Exercise directions: Repeat the entries that follow verbatim, without any of their pictures.

--- start of Dataset records ---

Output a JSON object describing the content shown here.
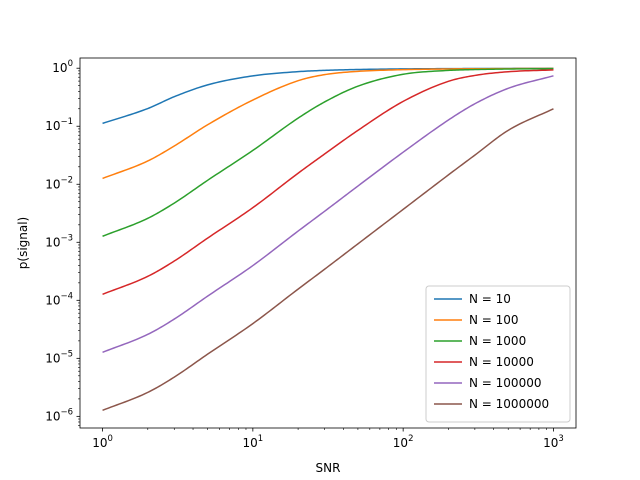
{
  "chart_data": {
    "type": "line",
    "xlabel": "SNR",
    "ylabel": "p(signal)",
    "xscale": "log",
    "yscale": "log",
    "xlim": [
      0.7079,
      1412.5
    ],
    "ylim": [
      6.3e-07,
      1.5
    ],
    "grid": false,
    "legend_position": "bottom-right",
    "x_ticks": [
      {
        "value": 1,
        "base": "10",
        "exp": "0"
      },
      {
        "value": 10,
        "base": "10",
        "exp": "1"
      },
      {
        "value": 100,
        "base": "10",
        "exp": "2"
      },
      {
        "value": 1000,
        "base": "10",
        "exp": "3"
      }
    ],
    "y_ticks": [
      {
        "value": 1e-06,
        "base": "10",
        "exp": "−6"
      },
      {
        "value": 1e-05,
        "base": "10",
        "exp": "−5"
      },
      {
        "value": 0.0001,
        "base": "10",
        "exp": "−4"
      },
      {
        "value": 0.001,
        "base": "10",
        "exp": "−3"
      },
      {
        "value": 0.01,
        "base": "10",
        "exp": "−2"
      },
      {
        "value": 0.1,
        "base": "10",
        "exp": "−1"
      },
      {
        "value": 1,
        "base": "10",
        "exp": "0"
      }
    ],
    "x": [
      1,
      2,
      3,
      5,
      10,
      20,
      30,
      50,
      100,
      200,
      300,
      500,
      1000
    ],
    "series": [
      {
        "name": "N = 10",
        "color": "#1f77b4",
        "values": [
          0.112,
          0.202,
          0.323,
          0.516,
          0.738,
          0.873,
          0.918,
          0.95,
          0.973,
          0.984,
          0.988,
          0.991,
          0.995
        ]
      },
      {
        "name": "N = 100",
        "color": "#ff7f0e",
        "values": [
          0.0126,
          0.0252,
          0.0457,
          0.106,
          0.283,
          0.609,
          0.775,
          0.883,
          0.944,
          0.97,
          0.978,
          0.985,
          0.991
        ]
      },
      {
        "name": "N = 1000",
        "color": "#2ca02c",
        "values": [
          0.00127,
          0.00259,
          0.00474,
          0.0117,
          0.0383,
          0.138,
          0.262,
          0.49,
          0.786,
          0.917,
          0.948,
          0.969,
          0.984
        ]
      },
      {
        "name": "N = 10000",
        "color": "#d62728",
        "values": [
          0.000127,
          0.000259,
          0.000475,
          0.00118,
          0.00395,
          0.0155,
          0.0332,
          0.0849,
          0.268,
          0.594,
          0.751,
          0.87,
          0.935
        ]
      },
      {
        "name": "N = 100000",
        "color": "#9467bd",
        "values": [
          1.27e-05,
          2.59e-05,
          4.75e-05,
          0.000118,
          0.000397,
          0.00156,
          0.00342,
          0.00932,
          0.0357,
          0.128,
          0.244,
          0.45,
          0.74
        ]
      },
      {
        "name": "N = 1000000",
        "color": "#8c564b",
        "values": [
          1.27e-06,
          2.59e-06,
          4.75e-06,
          1.18e-05,
          3.97e-05,
          0.000156,
          0.000343,
          0.00094,
          0.00369,
          0.0145,
          0.0318,
          0.085,
          0.2
        ]
      }
    ]
  }
}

--- end of Dataset records ---

Complete output:
Output a JSON object describing the content shown here.
{
  "chart_data": {
    "type": "line",
    "xlabel": "SNR",
    "ylabel": "p(signal)",
    "xscale": "log",
    "yscale": "log",
    "xlim": [
      0.7079,
      1412.5
    ],
    "ylim": [
      6.3e-07,
      1.5
    ],
    "grid": false,
    "legend_position": "bottom-right",
    "x_ticks": [
      {
        "value": 1,
        "base": "10",
        "exp": "0"
      },
      {
        "value": 10,
        "base": "10",
        "exp": "1"
      },
      {
        "value": 100,
        "base": "10",
        "exp": "2"
      },
      {
        "value": 1000,
        "base": "10",
        "exp": "3"
      }
    ],
    "y_ticks": [
      {
        "value": 1e-06,
        "base": "10",
        "exp": "−6"
      },
      {
        "value": 1e-05,
        "base": "10",
        "exp": "−5"
      },
      {
        "value": 0.0001,
        "base": "10",
        "exp": "−4"
      },
      {
        "value": 0.001,
        "base": "10",
        "exp": "−3"
      },
      {
        "value": 0.01,
        "base": "10",
        "exp": "−2"
      },
      {
        "value": 0.1,
        "base": "10",
        "exp": "−1"
      },
      {
        "value": 1,
        "base": "10",
        "exp": "0"
      }
    ],
    "x": [
      1,
      2,
      3,
      5,
      10,
      20,
      30,
      50,
      100,
      200,
      300,
      500,
      1000
    ],
    "series": [
      {
        "name": "N = 10",
        "color": "#1f77b4",
        "values": [
          0.112,
          0.202,
          0.323,
          0.516,
          0.738,
          0.873,
          0.918,
          0.95,
          0.973,
          0.984,
          0.988,
          0.991,
          0.995
        ]
      },
      {
        "name": "N = 100",
        "color": "#ff7f0e",
        "values": [
          0.0126,
          0.0252,
          0.0457,
          0.106,
          0.283,
          0.609,
          0.775,
          0.883,
          0.944,
          0.97,
          0.978,
          0.985,
          0.991
        ]
      },
      {
        "name": "N = 1000",
        "color": "#2ca02c",
        "values": [
          0.00127,
          0.00259,
          0.00474,
          0.0117,
          0.0383,
          0.138,
          0.262,
          0.49,
          0.786,
          0.917,
          0.948,
          0.969,
          0.984
        ]
      },
      {
        "name": "N = 10000",
        "color": "#d62728",
        "values": [
          0.000127,
          0.000259,
          0.000475,
          0.00118,
          0.00395,
          0.0155,
          0.0332,
          0.0849,
          0.268,
          0.594,
          0.751,
          0.87,
          0.935
        ]
      },
      {
        "name": "N = 100000",
        "color": "#9467bd",
        "values": [
          1.27e-05,
          2.59e-05,
          4.75e-05,
          0.000118,
          0.000397,
          0.00156,
          0.00342,
          0.00932,
          0.0357,
          0.128,
          0.244,
          0.45,
          0.74
        ]
      },
      {
        "name": "N = 1000000",
        "color": "#8c564b",
        "values": [
          1.27e-06,
          2.59e-06,
          4.75e-06,
          1.18e-05,
          3.97e-05,
          0.000156,
          0.000343,
          0.00094,
          0.00369,
          0.0145,
          0.0318,
          0.085,
          0.2
        ]
      }
    ]
  }
}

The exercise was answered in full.